- _GIVEN PROBLEM_
Go through the records and extract every line with the word "button".

(Collected data entries)
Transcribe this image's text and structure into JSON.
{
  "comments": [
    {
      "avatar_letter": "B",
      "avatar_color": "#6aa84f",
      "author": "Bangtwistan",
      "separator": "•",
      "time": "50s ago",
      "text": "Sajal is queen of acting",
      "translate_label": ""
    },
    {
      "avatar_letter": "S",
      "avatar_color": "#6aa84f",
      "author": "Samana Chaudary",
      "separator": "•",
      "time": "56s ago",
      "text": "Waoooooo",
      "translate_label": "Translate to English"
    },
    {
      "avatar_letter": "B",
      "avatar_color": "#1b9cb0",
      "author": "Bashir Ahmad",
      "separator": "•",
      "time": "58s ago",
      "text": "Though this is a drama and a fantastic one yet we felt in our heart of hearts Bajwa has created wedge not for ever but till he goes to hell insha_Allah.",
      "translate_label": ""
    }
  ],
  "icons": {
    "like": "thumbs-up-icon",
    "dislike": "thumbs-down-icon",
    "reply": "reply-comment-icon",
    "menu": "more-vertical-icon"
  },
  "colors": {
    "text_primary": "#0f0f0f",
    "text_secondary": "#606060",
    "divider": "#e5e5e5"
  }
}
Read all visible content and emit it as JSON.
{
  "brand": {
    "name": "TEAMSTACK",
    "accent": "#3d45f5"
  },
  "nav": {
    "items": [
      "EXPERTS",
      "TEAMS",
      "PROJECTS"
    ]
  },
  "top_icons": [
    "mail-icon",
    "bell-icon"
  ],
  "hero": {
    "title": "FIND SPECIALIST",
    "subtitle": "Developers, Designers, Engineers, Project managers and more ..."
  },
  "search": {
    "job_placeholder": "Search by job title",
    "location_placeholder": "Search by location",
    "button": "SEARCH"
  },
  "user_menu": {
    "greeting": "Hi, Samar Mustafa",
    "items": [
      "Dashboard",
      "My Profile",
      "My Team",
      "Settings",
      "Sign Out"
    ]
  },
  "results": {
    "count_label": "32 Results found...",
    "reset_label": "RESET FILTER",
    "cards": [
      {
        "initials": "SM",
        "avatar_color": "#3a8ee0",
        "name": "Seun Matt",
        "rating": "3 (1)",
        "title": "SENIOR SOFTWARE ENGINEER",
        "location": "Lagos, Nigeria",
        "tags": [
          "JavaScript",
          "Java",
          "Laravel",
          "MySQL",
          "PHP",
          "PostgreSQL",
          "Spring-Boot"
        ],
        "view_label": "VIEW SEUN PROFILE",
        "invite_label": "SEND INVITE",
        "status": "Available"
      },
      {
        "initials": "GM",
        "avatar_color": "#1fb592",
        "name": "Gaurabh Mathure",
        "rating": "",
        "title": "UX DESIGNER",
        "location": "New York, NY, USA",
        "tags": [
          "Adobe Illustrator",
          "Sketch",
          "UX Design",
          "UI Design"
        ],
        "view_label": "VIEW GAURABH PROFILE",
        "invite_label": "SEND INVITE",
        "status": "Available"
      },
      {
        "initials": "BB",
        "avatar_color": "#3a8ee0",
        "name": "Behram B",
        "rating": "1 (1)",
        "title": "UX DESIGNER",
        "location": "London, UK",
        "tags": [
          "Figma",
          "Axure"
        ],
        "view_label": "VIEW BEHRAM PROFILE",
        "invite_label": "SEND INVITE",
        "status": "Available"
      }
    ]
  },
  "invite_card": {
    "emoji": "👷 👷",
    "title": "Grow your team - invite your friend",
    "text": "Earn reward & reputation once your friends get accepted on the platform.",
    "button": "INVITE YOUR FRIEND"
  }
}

- _REPLY_
    "button": "SEARCH"
    "button": "INVITE YOUR FRIEND"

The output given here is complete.